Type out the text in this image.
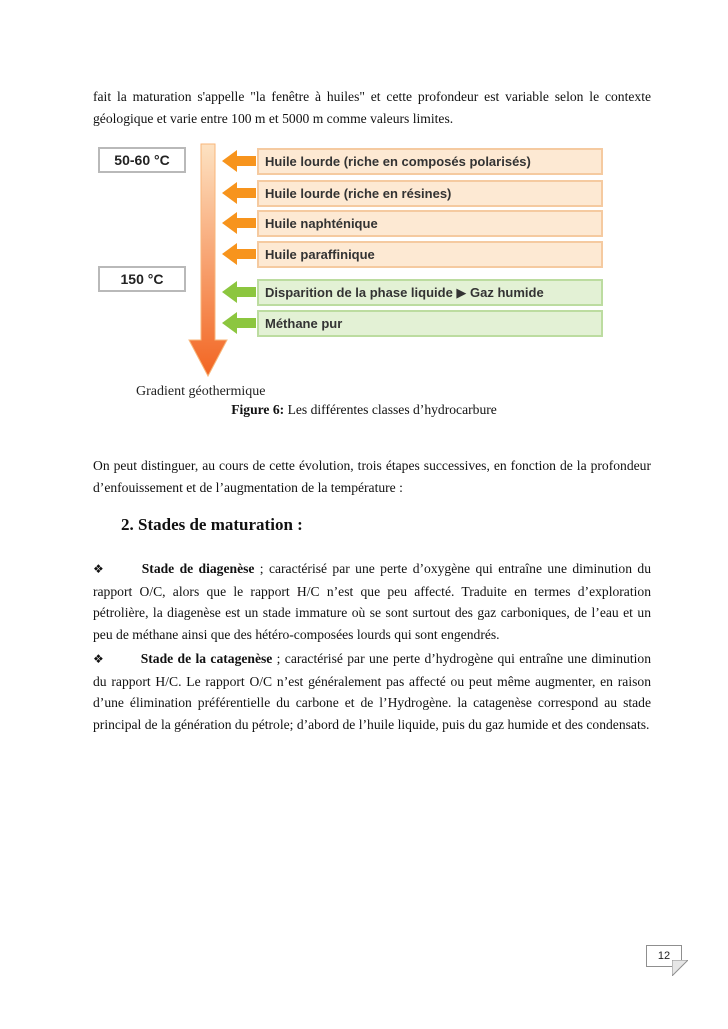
fait la maturation s'appelle "la fenêtre à huiles" et cette profondeur est variable selon le contexte géologique et varie entre 100 m et 5000 m comme valeurs limites.

50-60 °C
150 °C
Huile lourde (riche en composés polarisés)
Huile lourde (riche en résines)
Huile naphténique
Huile paraffinique
Disparition de la phase liquide ▶ Gaz humide
Méthane pur
Gradient géothermique
Figure 6: Les différentes classes d’hydrocarbure

On peut distinguer, au cours de cette évolution, trois étapes successives, en fonction de la profondeur d’enfouissement et de l’augmentation de la température :

2. Stades de maturation :

❖	Stade de diagenèse ; caractérisé par une perte d’oxygène qui entraîne une diminution du rapport O/C, alors que le rapport H/C n’est que peu affecté. Traduite en termes d’exploration pétrolière, la diagenèse est un stade immature où se sont surtout des gaz carboniques, de l’eau et un peu de méthane ainsi que des hétéro-composées lourds qui sont engendrés.

❖	Stade de la catagenèse ; caractérisé par une perte d’hydrogène qui entraîne une diminution du rapport H/C. Le rapport O/C n’est généralement pas affecté ou peut même augmenter, en raison d’une élimination préférentielle du carbone et de l’Hydrogène. la catagenèse correspond au stade principal de la génération du pétrole; d’abord de l’huile liquide, puis du gaz humide et des condensats.

12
----
WORK REQUIRED:
Copy out every line in the entries above that holds "cette".

CORRECT ANSWER:
fait la maturation s'appelle "la fenêtre à huiles" et cette profondeur est variable selon le contexte géologique et varie entre 100 m et 5000 m comme valeurs limites.
On peut distinguer, au cours de cette évolution, trois étapes successives, en fonction de la profondeur d’enfouissement et de l’augmentation de la température :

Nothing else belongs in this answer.